-- BEGIN --

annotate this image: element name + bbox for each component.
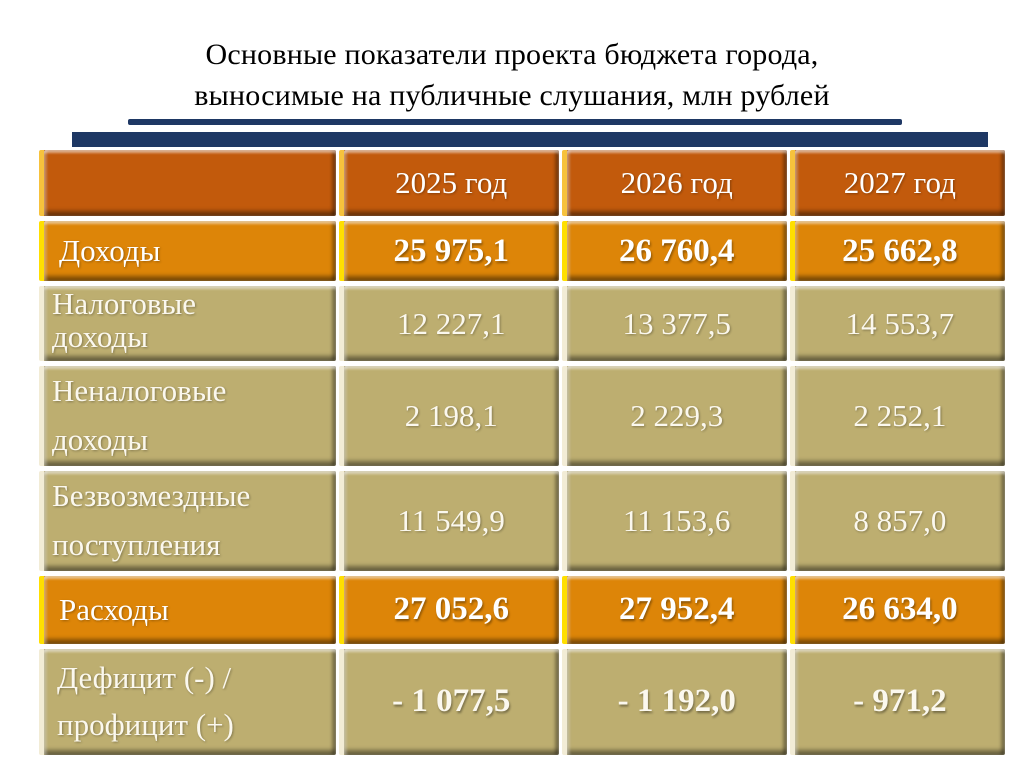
value-tax-2027: 14 553,7 (789, 286, 1005, 361)
value-tax-2026: 13 377,5 (561, 286, 787, 361)
table-row-income: Доходы 25 975,1 26 760,4 25 662,8 (39, 221, 1005, 281)
value-income-2025: 25 975,1 (338, 221, 559, 281)
row-label-text: Безвозмездные поступления (52, 477, 251, 562)
slide-title: Основные показатели проекта бюджета горо… (0, 34, 1024, 117)
row-label-text: Неналоговые доходы (52, 373, 227, 457)
row-label-tax-income: Налоговые доходы (39, 286, 336, 361)
table-header-row: 2025 год 2026 год 2027 год (39, 150, 1005, 216)
value-grants-2026: 11 153,6 (561, 470, 787, 571)
row-label-grants: Безвозмездные поступления (39, 470, 336, 571)
value-income-2026: 26 760,4 (561, 221, 787, 281)
value-expenses-2025: 27 052,6 (338, 575, 559, 644)
value-nontax-2026: 2 229,3 (561, 366, 787, 466)
value-grants-2027: 8 857,0 (789, 470, 1005, 571)
value-deficit-2025: - 1 077,5 (338, 648, 559, 755)
header-year-2026: 2026 год (561, 150, 787, 216)
value-expenses-2026: 27 952,4 (561, 575, 787, 644)
row-label-expenses: Расходы (39, 575, 336, 644)
row-label-income: Доходы (39, 221, 336, 281)
value-deficit-2027: - 971,2 (789, 648, 1005, 755)
slide-title-line2: выносимые на публичные слушания, млн руб… (194, 79, 830, 113)
header-year-2025: 2025 год (338, 150, 559, 216)
value-nontax-2025: 2 198,1 (338, 366, 559, 466)
slide-title-line1: Основные показатели проекта бюджета горо… (205, 38, 819, 71)
value-expenses-2027: 26 634,0 (789, 575, 1005, 644)
divider-bar (72, 132, 988, 147)
table-row-deficit-surplus: Дефицит (-) / профицит (+) - 1 077,5 - 1… (39, 648, 1005, 755)
row-label-text: Расходы (59, 591, 169, 627)
table-row-grants: Безвозмездные поступления 11 549,9 11 15… (39, 470, 1005, 571)
header-year-2027: 2027 год (789, 150, 1005, 216)
header-empty-cell (39, 150, 336, 216)
value-income-2027: 25 662,8 (789, 221, 1005, 281)
row-label-nontax-income: Неналоговые доходы (39, 366, 336, 466)
budget-table: 2025 год 2026 год 2027 год Доходы 25 975… (36, 145, 1008, 760)
row-label-text: Дефицит (-) / профицит (+) (57, 660, 234, 742)
table-row-expenses: Расходы 27 052,6 27 952,4 26 634,0 (39, 575, 1005, 644)
value-nontax-2027: 2 252,1 (789, 366, 1005, 466)
value-grants-2025: 11 549,9 (338, 470, 559, 571)
row-label-deficit-surplus: Дефицит (-) / профицит (+) (39, 648, 336, 755)
table-row-nontax-income: Неналоговые доходы 2 198,1 2 229,3 2 252… (39, 366, 1005, 466)
row-label-text: Доходы (59, 233, 161, 268)
value-tax-2025: 12 227,1 (338, 286, 559, 361)
value-deficit-2026: - 1 192,0 (561, 648, 787, 755)
table-row-tax-income: Налоговые доходы 12 227,1 13 377,5 14 55… (39, 286, 1005, 361)
title-underline (128, 119, 902, 125)
row-label-text: Налоговые доходы (52, 286, 197, 354)
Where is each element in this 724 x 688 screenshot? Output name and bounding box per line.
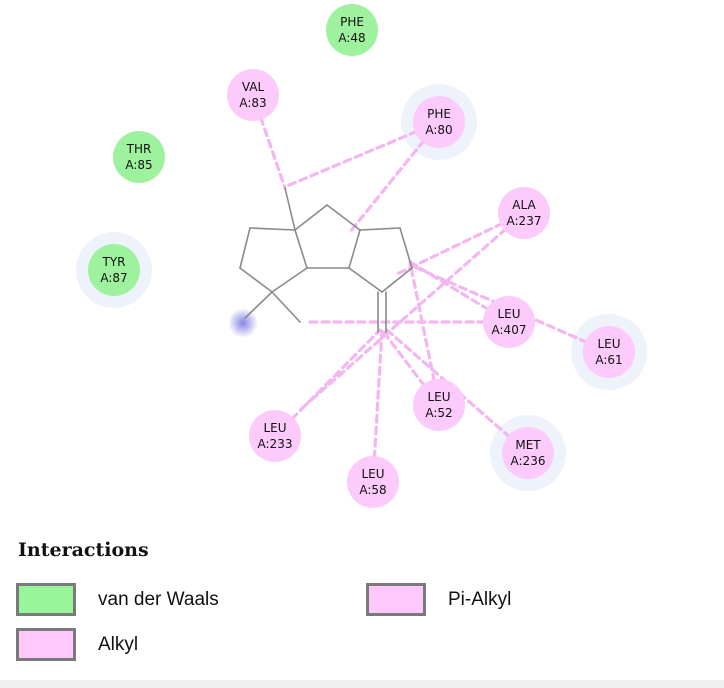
legend-item-alkyl: Alkyl [16,628,138,661]
residue-ala-a237: ALA A:237 [498,187,550,239]
residue-tyr-a87: TYR A:87 [88,244,140,296]
residue-id: A:58 [359,483,386,497]
ligand-bond [359,227,401,231]
residue-phe-a80: PHE A:80 [413,96,465,148]
ligand-bond [249,227,296,231]
ligand-atom-glow [228,308,258,338]
residue-name: LEU [427,390,450,404]
ligand-structure [228,187,413,338]
residue-met-a236: MET A:236 [502,427,554,479]
ligand-bond [399,227,413,269]
residue-name: LEU [361,467,384,481]
residue-circle [502,427,554,479]
residue-circle [88,244,140,296]
residue-id: A:80 [425,123,452,137]
residue-name: LEU [263,421,286,435]
residue-id: A:85 [125,158,152,172]
ligand-bond [239,267,273,293]
ligand-bond [284,187,296,231]
legend-title: Interactions [18,539,149,561]
residue-name: ALA [512,198,536,212]
interaction-line [298,211,526,412]
ligand-bond [348,267,383,293]
residue-thr-a85: THR A:85 [113,131,165,183]
legend-label-alkyl: Alkyl [98,633,139,655]
residue-circle [326,4,378,56]
residue-leu-a52: LEU A:52 [413,379,465,431]
residue-name: LEU [497,307,520,321]
residue-circle [413,96,465,148]
legend-swatch-alkyl [16,628,76,661]
legend-label-pi-alkyl: Pi-Alkyl [448,588,512,610]
residue-circle [413,379,465,431]
residue-name: VAL [242,80,265,94]
residue-id: A:61 [595,353,622,367]
residue-circle [227,69,279,121]
residue-leu-a61: LEU A:61 [583,326,635,378]
residue-circle [249,410,301,462]
legend-item-pi-alkyl: Pi-Alkyl [366,583,511,616]
legend-item-van-der-waals: van der Waals [16,583,219,616]
residue-circle [483,296,535,348]
residue-circle [583,326,635,378]
legend-label-van-der-waals: van der Waals [98,588,219,610]
residue-leu-a58: LEU A:58 [347,456,399,508]
residue-name: PHE [427,107,451,121]
residue-leu-a407: LEU A:407 [483,296,535,348]
residue-id: A:407 [492,323,527,337]
residue-id: A:236 [511,454,546,468]
residue-nodes: PHE A:48 VAL A:83 PHE A:80 THR A:85 ALA A:237 TYR A… [88,4,635,508]
ligand-bond [348,229,361,269]
residue-val-a83: VAL A:83 [227,69,279,121]
residue-circle [347,456,399,508]
legend-swatch-van-der-waals [16,583,76,616]
ligand-bond [294,229,308,269]
residue-id: A:237 [507,214,542,228]
residue-circle [113,131,165,183]
ligand-bond [294,204,328,231]
legend-swatch-pi-alkyl [366,583,426,616]
residue-id: A:233 [258,437,293,451]
residue-phe-a48: PHE A:48 [326,4,378,56]
residue-id: A:48 [338,31,365,45]
residue-name: MET [515,438,541,452]
ligand-bond [326,204,361,231]
ligand-bond [271,291,301,323]
ligand-bond [244,291,273,319]
residue-name: THR [126,142,152,156]
interaction-diagram: PHE A:48 VAL A:83 PHE A:80 THR A:85 ALA A:237 TYR A… [76,4,647,508]
residue-name: LEU [597,337,620,351]
bottom-bar [0,680,724,688]
residue-id: A:52 [425,406,452,420]
interaction-line [285,120,441,188]
residue-id: A:83 [239,96,266,110]
residue-name: TYR [102,255,126,269]
residue-name: PHE [340,15,364,29]
residue-leu-a233: LEU A:233 [249,410,301,462]
ligand-bond [381,267,413,293]
ligand-bond [271,267,308,293]
residue-id: A:87 [100,271,127,285]
residue-circle [498,187,550,239]
ligand-bond [239,227,251,269]
interaction-line [385,328,530,455]
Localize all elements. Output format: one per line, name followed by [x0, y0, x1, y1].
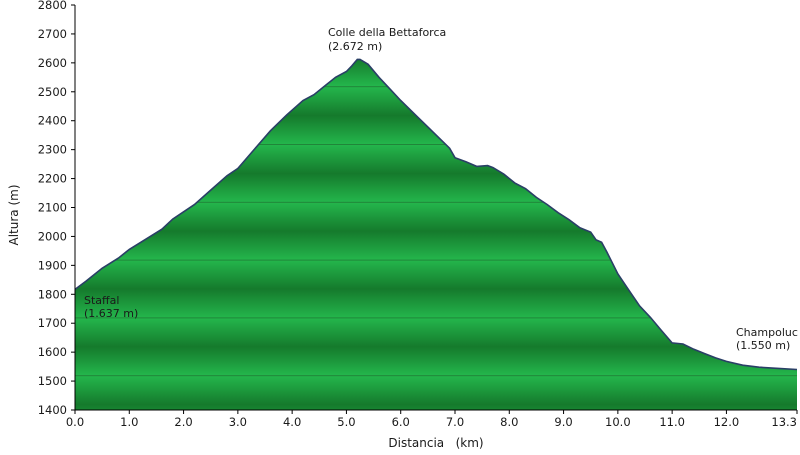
y-tick-label: 2600 — [38, 56, 67, 70]
annotation-value: (1.550 m) — [736, 339, 790, 352]
x-tick-label: 10.0 — [605, 415, 631, 429]
elevation-area — [75, 59, 797, 410]
annotation-name: Champoluc — [736, 326, 798, 339]
x-tick-label: 5.0 — [337, 415, 355, 429]
y-tick-label: 1700 — [38, 316, 67, 330]
x-tick-label: 12.0 — [714, 415, 740, 429]
annotation-name: Staffal — [84, 294, 119, 307]
annotation-name: Colle della Bettaforca — [328, 26, 446, 39]
annotation-value: (1.637 m) — [84, 307, 138, 320]
annotation-colle-della-bettaforca: Colle della Bettaforca (2.672 m) — [328, 26, 446, 53]
y-tick-label: 2200 — [38, 172, 67, 186]
x-tick-label: 1.0 — [120, 415, 138, 429]
y-axis-ticks: 1400 1500 1600 1700 1800 1900 2000 2100 2200 2300… — [38, 0, 75, 417]
y-tick-label: 1900 — [38, 258, 67, 272]
x-tick-label: 3.0 — [229, 415, 247, 429]
y-tick-label: 2400 — [38, 114, 67, 128]
annotation-value: (2.672 m) — [328, 40, 382, 53]
annotation-staffal: Staffal (1.637 m) — [84, 294, 138, 320]
y-tick-label: 2100 — [38, 201, 67, 215]
x-tick-label: 13.3 — [771, 415, 797, 429]
x-tick-label: 11.0 — [659, 415, 685, 429]
x-tick-label: 0.0 — [66, 415, 84, 429]
y-tick-label: 2700 — [38, 27, 67, 41]
x-axis-label: Distancia (km) — [388, 436, 483, 450]
x-tick-label: 9.0 — [554, 415, 572, 429]
elevation-line — [74, 58, 798, 371]
y-tick-label: 1500 — [38, 374, 67, 388]
annotation-champoluc: Champoluc (1.550 m) — [736, 326, 798, 352]
x-tick-label: 7.0 — [446, 415, 464, 429]
y-tick-label: 2300 — [38, 143, 67, 157]
x-tick-label: 2.0 — [174, 415, 192, 429]
x-tick-label: 4.0 — [283, 415, 301, 429]
y-tick-label: 2000 — [38, 229, 67, 243]
y-tick-label: 2800 — [38, 0, 67, 12]
y-tick-label: 1800 — [38, 287, 67, 301]
x-tick-label: 6.0 — [392, 415, 410, 429]
x-axis-ticks: 0.0 1.0 2.0 3.0 4.0 5.0 6.0 7.0 8.0 9.0 10.0 11.0 12… — [66, 410, 798, 429]
y-tick-label: 2500 — [38, 85, 67, 99]
y-axis-label: Altura (m) — [7, 184, 21, 245]
y-tick-label: 1400 — [38, 403, 67, 417]
x-tick-label: 8.0 — [500, 415, 518, 429]
y-tick-label: 1600 — [38, 345, 67, 359]
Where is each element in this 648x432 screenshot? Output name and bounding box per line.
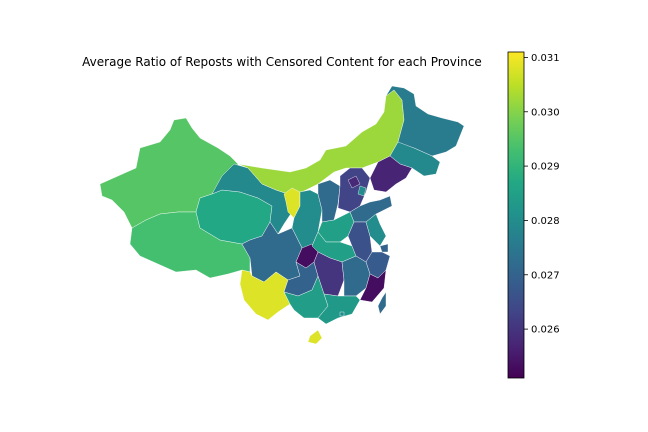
colorbar-tick-label: 0.029 bbox=[531, 162, 560, 173]
colorbar: 0.026 0.027 0.028 0.029 0.030 0.031 bbox=[507, 51, 560, 379]
colorbar-tick-label: 0.026 bbox=[531, 325, 560, 336]
province-guangdong bbox=[317, 293, 361, 325]
province-hainan bbox=[307, 329, 323, 345]
colorbar-tick-label: 0.030 bbox=[531, 107, 560, 118]
colorbar-gradient bbox=[507, 51, 525, 379]
province-shanxi bbox=[317, 179, 341, 223]
colorbar-tick-label: 0.027 bbox=[531, 270, 560, 281]
province-beijing bbox=[347, 175, 361, 189]
map bbox=[99, 85, 465, 345]
colorbar-ticks: 0.026 0.027 0.028 0.029 0.030 0.031 bbox=[524, 53, 560, 336]
chart-title: Average Ratio of Reposts with Censored C… bbox=[82, 55, 482, 69]
province-jiangsu bbox=[365, 213, 387, 247]
province-heilongjiang bbox=[385, 85, 465, 157]
province-tianjin bbox=[357, 185, 367, 197]
province-liaoning bbox=[369, 155, 413, 193]
province-fujian bbox=[359, 269, 387, 303]
colorbar-tick-label: 0.031 bbox=[531, 53, 560, 64]
colorbar-tick-label: 0.028 bbox=[531, 216, 560, 227]
province-hebei bbox=[337, 167, 371, 213]
province-gansu bbox=[211, 163, 293, 235]
province-hong-kong bbox=[339, 311, 345, 317]
province-taiwan bbox=[377, 291, 387, 315]
province-shanghai bbox=[379, 243, 389, 253]
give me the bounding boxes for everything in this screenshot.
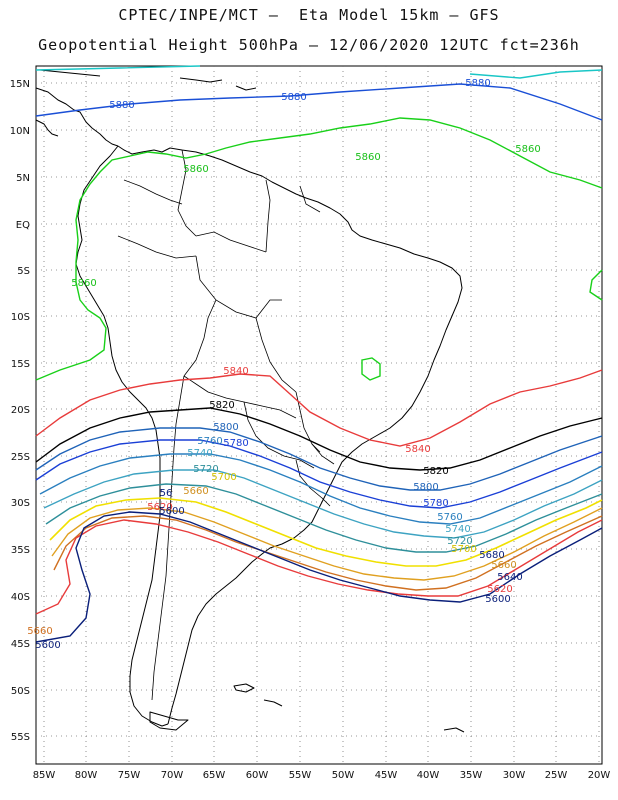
lat-label: 15S (11, 359, 30, 370)
contour-5860-east (589, 269, 603, 301)
contour-label: 5800 (213, 422, 238, 433)
contour-label: 5600 (35, 640, 60, 651)
lat-label: 30S (11, 498, 30, 509)
contour-5880-blue (35, 83, 603, 121)
lon-label: 50W (332, 770, 355, 781)
lat-label: 10S (11, 312, 30, 323)
contour-label: 5880 (109, 100, 134, 111)
lat-label: 25S (11, 452, 30, 463)
contour-label: 5760 (437, 512, 462, 523)
contour-5860 (35, 117, 603, 381)
lat-label: 20S (11, 405, 30, 416)
contour-lines (35, 65, 603, 643)
contour-label: 5760 (197, 436, 222, 447)
contour-label: 5860 (355, 152, 380, 163)
contour-label: 5660 (491, 560, 516, 571)
map-title-line1: CPTEC/INPE/MCT – Eta Model 15km – GFS (118, 6, 500, 24)
contour-label: 5820 (209, 400, 234, 411)
contour-label: 5860 (515, 144, 540, 155)
lon-label: 80W (75, 770, 98, 781)
country-borders (117, 149, 335, 701)
lon-label: 45W (375, 770, 398, 781)
lon-label: 35W (460, 770, 483, 781)
contour-label: 5660 (27, 626, 52, 637)
contour-label: 5680 (479, 550, 504, 561)
lon-label: 70W (161, 770, 184, 781)
longitude-labels: 85W 80W 75W 70W 65W 60W 55W 50W 45W 40W 35W 30W 25W 2… (33, 770, 611, 781)
lat-label: 40S (11, 592, 30, 603)
lat-label: 50S (11, 686, 30, 697)
lon-label: 30W (503, 770, 526, 781)
contour-5600 (35, 511, 603, 643)
contour-label: 5880 (281, 92, 306, 103)
contour-5840 (35, 369, 603, 447)
lon-label: 20W (588, 770, 611, 781)
contour-label: 5720 (193, 464, 218, 475)
contour-5760 (39, 453, 603, 525)
lon-label: 55W (289, 770, 312, 781)
contour-5780 (35, 439, 603, 509)
contour-5660 (53, 515, 603, 591)
contour-5740 (43, 469, 603, 539)
contour-label: 5840 (223, 366, 248, 377)
contour-label: 5860 (71, 278, 96, 289)
contour-label: 5780 (223, 438, 248, 449)
contour-label: 5740 (187, 448, 212, 459)
contour-5860-blob (361, 357, 381, 381)
lon-label: 40W (417, 770, 440, 781)
contour-label: 56 (160, 488, 173, 499)
contour-5700 (49, 497, 603, 567)
contour-label: 5880 (465, 78, 490, 89)
lon-label: 25W (545, 770, 568, 781)
contour-5800 (35, 427, 603, 491)
lat-label: 45S (11, 639, 30, 650)
lat-label: 5S (17, 266, 30, 277)
contour-label: 5600 (159, 506, 184, 517)
contour-label: 5700 (211, 472, 236, 483)
contour-label: 5660 (183, 486, 208, 497)
contour-label: 5840 (405, 444, 430, 455)
contour-label: 5740 (445, 524, 470, 535)
coastline (35, 69, 465, 733)
lat-label: 35S (11, 545, 30, 556)
map-title-line2: Geopotential Height 500hPa – 12/06/2020 … (38, 36, 580, 54)
contour-5720 (45, 483, 603, 553)
contour-5820 (35, 407, 603, 471)
contour-5620 (35, 519, 603, 615)
lat-label: 10N (10, 126, 30, 137)
lon-label: 60W (246, 770, 269, 781)
contour-label: 5640 (497, 572, 522, 583)
contour-label: 5620 (147, 502, 172, 513)
contour-label: 5800 (413, 482, 438, 493)
contour-labels: 5880 5880 5880 5860 5860 5860 5860 5840 5840 5820… (27, 78, 540, 651)
contour-5880-cyan (35, 65, 603, 79)
lat-label: EQ (16, 220, 30, 231)
lon-label: 65W (203, 770, 226, 781)
contour-label: 5600 (485, 594, 510, 605)
map-frame (35, 65, 603, 765)
latitude-labels: 15N 10N 5N EQ 5S 10S 15S 20S 25S 30S 35S 40S 45S 50S 5… (10, 79, 30, 743)
contour-label: 5780 (423, 498, 448, 509)
contour-label: 5720 (447, 536, 472, 547)
contour-label: 5820 (423, 466, 448, 477)
lat-label: 55S (11, 732, 30, 743)
contour-label: 5700 (451, 544, 476, 555)
contour-5680 (51, 507, 603, 581)
lat-label: 5N (16, 173, 30, 184)
contour-label: 5860 (183, 164, 208, 175)
lat-label: 15N (10, 79, 30, 90)
lon-label: 85W (33, 770, 56, 781)
contour-label: 5620 (487, 584, 512, 595)
lon-label: 75W (118, 770, 141, 781)
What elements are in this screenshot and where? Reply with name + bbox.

-- END --

EXERCISE REQUIREMENTS —
Count how many lines of the data contain the string "expenses", treating uppercase and lowercase as different. Reply with only the number.

ANSWER FOR THIS EXERCISE —
5